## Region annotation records
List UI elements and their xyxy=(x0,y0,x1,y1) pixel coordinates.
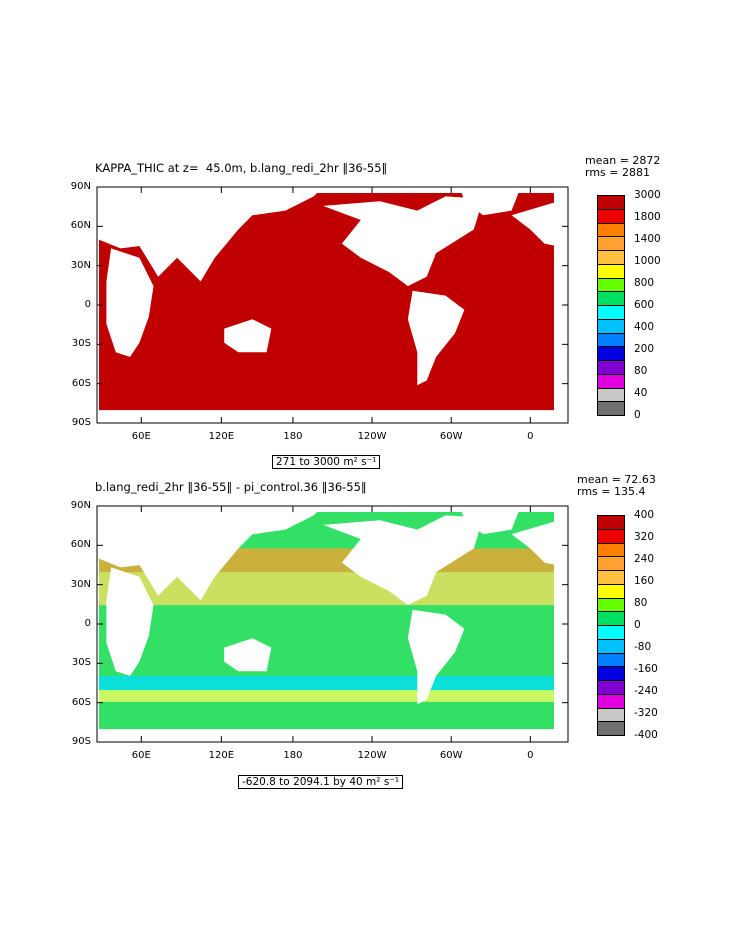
difference-band xyxy=(99,675,554,691)
bottom-lat-label: 30N xyxy=(70,578,91,590)
colorbar-swatch xyxy=(597,528,625,544)
colorbar-label: 40 xyxy=(634,387,648,399)
colorbar-swatch xyxy=(597,583,625,599)
top-lat-label: 90N xyxy=(70,181,91,192)
bottom-lat-label: 60N xyxy=(70,539,91,551)
colorbar-label: 600 xyxy=(634,299,655,311)
colorbar-label: -320 xyxy=(634,707,658,719)
colorbar-swatch xyxy=(597,707,625,723)
colorbar-label: -80 xyxy=(634,641,652,653)
land-greenland xyxy=(459,187,521,216)
land-eurasia xyxy=(97,506,324,601)
bottom-panel-title: b.lang_redi_2hr ‖36-55‖ - pi_control.36 … xyxy=(95,480,367,494)
land-africa xyxy=(106,248,154,357)
top-range-label: 271 to 3000 m² s⁻¹ xyxy=(272,455,381,469)
bottom-lon-label: 180 xyxy=(283,750,303,761)
colorbar-swatch xyxy=(597,666,625,681)
land-greenland xyxy=(459,506,521,535)
top-lon-label: 60W xyxy=(439,431,463,442)
colorbar-label: 800 xyxy=(634,277,655,289)
bottom-lat-label: 30S xyxy=(71,657,91,669)
colorbar-label: 80 xyxy=(634,365,648,377)
colorbar-label: 240 xyxy=(634,553,655,565)
top-lat-label: 30S xyxy=(71,338,91,350)
colorbar-swatch xyxy=(597,721,625,736)
land-africa xyxy=(106,567,154,676)
land-namerica xyxy=(323,196,484,287)
top-lon-label: 60E xyxy=(131,431,151,442)
bottom-lat-label: 0 xyxy=(84,618,91,629)
colorbar-label: 0 xyxy=(634,619,641,631)
bottom-lon-label: 120W xyxy=(357,750,387,761)
bottom-lat-label: 90S xyxy=(71,736,91,747)
bottom-panel-mean: mean = 72.63 xyxy=(577,473,656,486)
land-samerica xyxy=(407,290,465,386)
land-europe xyxy=(511,520,568,568)
colorbar-swatch xyxy=(597,638,625,654)
top-panel-mean: mean = 2872 xyxy=(585,154,661,167)
bottom-lat-label: 60S xyxy=(71,696,91,708)
top-panel-rms: rms = 2881 xyxy=(585,166,650,179)
bottom-lon-label: 0 xyxy=(527,750,534,761)
colorbar-swatch xyxy=(597,625,625,640)
bottom-lon-label: 60E xyxy=(131,750,151,761)
land-australia xyxy=(224,638,272,672)
colorbar-swatch xyxy=(597,611,625,626)
colorbar-label: 400 xyxy=(634,321,655,333)
colorbar-swatch xyxy=(597,597,625,613)
top-lon-label: 180 xyxy=(283,431,303,442)
colorbar-swatch xyxy=(597,693,625,709)
top-lat-label: 60S xyxy=(71,377,91,389)
colorbar-label: 1400 xyxy=(634,233,661,245)
colorbar-label: 3000 xyxy=(634,189,661,201)
top-lon-label: 0 xyxy=(527,431,534,442)
difference-band xyxy=(99,690,554,702)
bottom-range-label: -620.8 to 2094.1 by 40 m² s⁻¹ xyxy=(238,775,404,789)
bottom-lon-label: 60W xyxy=(439,750,463,761)
top-lon-label: 120E xyxy=(208,431,235,442)
bottom-lon-label: 120E xyxy=(208,750,235,761)
colorbar-label: -240 xyxy=(634,685,658,697)
colorbar-swatch xyxy=(597,570,625,585)
colorbar-swatch xyxy=(597,515,625,530)
top-colorbar: 3000 1800 1400 1000 800 600 400 200 80 40 0 xyxy=(597,189,677,421)
colorbar-label: 200 xyxy=(634,343,655,355)
colorbar-label: 1800 xyxy=(634,211,661,223)
land-samerica xyxy=(407,609,465,705)
land-europe xyxy=(511,201,568,249)
colorbar-label: 320 xyxy=(634,531,655,543)
bottom-panel-rms: rms = 135.4 xyxy=(577,485,646,498)
colorbar-swatch xyxy=(597,556,625,571)
colorbar-label: 80 xyxy=(634,597,648,609)
colorbar-label: 400 xyxy=(634,509,655,521)
land-namerica xyxy=(323,515,484,606)
colorbar-label: 0 xyxy=(634,409,641,421)
top-lat-label: 60N xyxy=(70,220,91,232)
colorbar-label: -160 xyxy=(634,663,658,675)
bottom-lat-label: 90N xyxy=(70,500,91,511)
top-lat-label: 30N xyxy=(70,259,91,271)
colorbar-swatch xyxy=(597,542,625,558)
top-panel-title: KAPPA_THIC at z= 45.0m, b.lang_redi_2hr … xyxy=(95,161,388,175)
land-australia xyxy=(224,319,272,353)
top-lat-label: 0 xyxy=(84,299,91,310)
colorbar-swatch xyxy=(597,652,625,668)
top-map xyxy=(96,186,569,424)
colorbar-label: 1000 xyxy=(634,255,661,267)
bottom-colorbar: 400 320 240 160 80 0 -80 -160 -240 -320 -400 xyxy=(597,509,677,741)
top-lon-label: 120W xyxy=(357,431,387,442)
colorbar-label: 160 xyxy=(634,575,655,587)
colorbar-label: -400 xyxy=(634,729,658,741)
land-eurasia xyxy=(97,187,324,282)
top-lat-label: 90S xyxy=(71,417,91,428)
colorbar-swatch xyxy=(597,401,625,416)
colorbar-swatch xyxy=(597,680,625,695)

## BRIEF
Which lines in the material contain the string "africa"? Report each such line in full, and treat uppercase and lowercase as different.

## RESULT FOR THIS EXERCISE
land-africa xyxy=(106,248,154,357)
land-africa xyxy=(106,567,154,676)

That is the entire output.